▶ **Problem to work on**:
Copy every line in which the string "типа" occurs.

——————————

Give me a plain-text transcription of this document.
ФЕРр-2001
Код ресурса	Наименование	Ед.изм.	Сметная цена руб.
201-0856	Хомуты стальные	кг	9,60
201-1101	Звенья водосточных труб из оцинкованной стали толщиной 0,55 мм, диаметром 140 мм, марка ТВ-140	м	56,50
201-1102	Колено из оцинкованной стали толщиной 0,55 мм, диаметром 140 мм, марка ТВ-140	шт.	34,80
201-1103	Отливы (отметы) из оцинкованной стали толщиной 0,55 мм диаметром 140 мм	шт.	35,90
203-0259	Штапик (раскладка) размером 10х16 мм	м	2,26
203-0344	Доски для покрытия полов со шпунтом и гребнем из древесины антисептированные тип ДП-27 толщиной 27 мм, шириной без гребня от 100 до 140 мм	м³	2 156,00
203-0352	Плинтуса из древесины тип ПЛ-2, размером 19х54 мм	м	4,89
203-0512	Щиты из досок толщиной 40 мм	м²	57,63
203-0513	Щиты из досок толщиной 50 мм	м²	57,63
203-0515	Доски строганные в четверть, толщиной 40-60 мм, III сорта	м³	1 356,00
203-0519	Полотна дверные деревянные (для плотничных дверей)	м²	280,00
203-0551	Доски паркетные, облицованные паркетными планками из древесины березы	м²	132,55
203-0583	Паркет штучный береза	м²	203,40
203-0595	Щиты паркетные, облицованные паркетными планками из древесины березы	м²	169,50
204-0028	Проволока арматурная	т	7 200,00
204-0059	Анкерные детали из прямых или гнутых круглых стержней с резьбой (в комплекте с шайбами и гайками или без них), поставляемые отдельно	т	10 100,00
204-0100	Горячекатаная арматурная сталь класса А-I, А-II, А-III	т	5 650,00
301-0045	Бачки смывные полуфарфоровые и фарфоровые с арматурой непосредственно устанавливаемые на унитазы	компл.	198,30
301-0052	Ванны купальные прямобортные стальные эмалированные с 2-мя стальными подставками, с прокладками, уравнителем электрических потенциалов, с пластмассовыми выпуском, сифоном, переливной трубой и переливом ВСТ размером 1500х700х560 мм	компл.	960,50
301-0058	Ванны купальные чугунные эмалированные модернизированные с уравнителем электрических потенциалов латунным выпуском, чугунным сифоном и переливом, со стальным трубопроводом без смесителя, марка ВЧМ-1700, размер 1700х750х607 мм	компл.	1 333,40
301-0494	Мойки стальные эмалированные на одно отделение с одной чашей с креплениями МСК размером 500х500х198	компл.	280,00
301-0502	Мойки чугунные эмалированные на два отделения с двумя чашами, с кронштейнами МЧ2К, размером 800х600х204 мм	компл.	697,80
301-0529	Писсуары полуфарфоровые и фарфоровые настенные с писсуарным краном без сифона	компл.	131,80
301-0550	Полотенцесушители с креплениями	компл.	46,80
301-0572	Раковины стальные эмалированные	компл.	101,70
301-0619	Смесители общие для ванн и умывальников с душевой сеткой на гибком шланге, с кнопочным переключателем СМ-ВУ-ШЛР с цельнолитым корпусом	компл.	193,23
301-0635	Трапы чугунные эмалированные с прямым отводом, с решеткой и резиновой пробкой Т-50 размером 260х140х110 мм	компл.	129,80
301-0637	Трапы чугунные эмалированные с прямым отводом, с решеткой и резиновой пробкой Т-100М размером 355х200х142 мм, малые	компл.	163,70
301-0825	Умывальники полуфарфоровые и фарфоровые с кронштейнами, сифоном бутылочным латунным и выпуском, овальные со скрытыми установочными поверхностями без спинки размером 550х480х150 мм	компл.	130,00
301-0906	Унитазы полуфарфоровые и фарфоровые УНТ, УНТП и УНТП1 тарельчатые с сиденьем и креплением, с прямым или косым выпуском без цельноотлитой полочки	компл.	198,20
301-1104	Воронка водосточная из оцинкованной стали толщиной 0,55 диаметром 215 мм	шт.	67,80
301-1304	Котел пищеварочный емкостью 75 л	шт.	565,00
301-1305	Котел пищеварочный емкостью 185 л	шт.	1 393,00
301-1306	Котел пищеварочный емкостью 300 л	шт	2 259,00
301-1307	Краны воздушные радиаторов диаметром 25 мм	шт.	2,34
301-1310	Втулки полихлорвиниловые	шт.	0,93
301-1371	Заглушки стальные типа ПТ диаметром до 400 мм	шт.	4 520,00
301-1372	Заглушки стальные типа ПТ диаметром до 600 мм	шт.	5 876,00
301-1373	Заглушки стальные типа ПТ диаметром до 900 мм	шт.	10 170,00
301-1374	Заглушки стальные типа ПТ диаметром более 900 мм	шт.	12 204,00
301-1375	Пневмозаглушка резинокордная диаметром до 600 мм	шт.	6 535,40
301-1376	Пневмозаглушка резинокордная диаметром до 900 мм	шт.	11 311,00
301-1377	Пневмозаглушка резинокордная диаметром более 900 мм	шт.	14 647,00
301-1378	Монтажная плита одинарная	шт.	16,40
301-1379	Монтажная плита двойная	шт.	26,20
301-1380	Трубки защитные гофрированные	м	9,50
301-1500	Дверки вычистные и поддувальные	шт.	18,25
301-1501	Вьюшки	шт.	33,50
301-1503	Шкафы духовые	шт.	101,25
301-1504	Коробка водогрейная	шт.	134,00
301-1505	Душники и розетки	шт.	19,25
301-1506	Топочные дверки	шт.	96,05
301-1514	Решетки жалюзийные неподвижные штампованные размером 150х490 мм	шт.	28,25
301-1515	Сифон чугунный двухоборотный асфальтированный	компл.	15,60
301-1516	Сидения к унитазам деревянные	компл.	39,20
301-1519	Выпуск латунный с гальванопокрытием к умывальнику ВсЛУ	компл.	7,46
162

——————————

▶ **Written response**:
301-1371	Заглушки стальные типа ПТ диаметром до 400 мм	шт.	4 520,00
301-1372	Заглушки стальные типа ПТ диаметром до 600 мм	шт.	5 876,00
301-1373	Заглушки стальные типа ПТ диаметром до 900 мм	шт.	10 170,00
301-1374	Заглушки стальные типа ПТ диаметром более 900 мм	шт.	12 204,00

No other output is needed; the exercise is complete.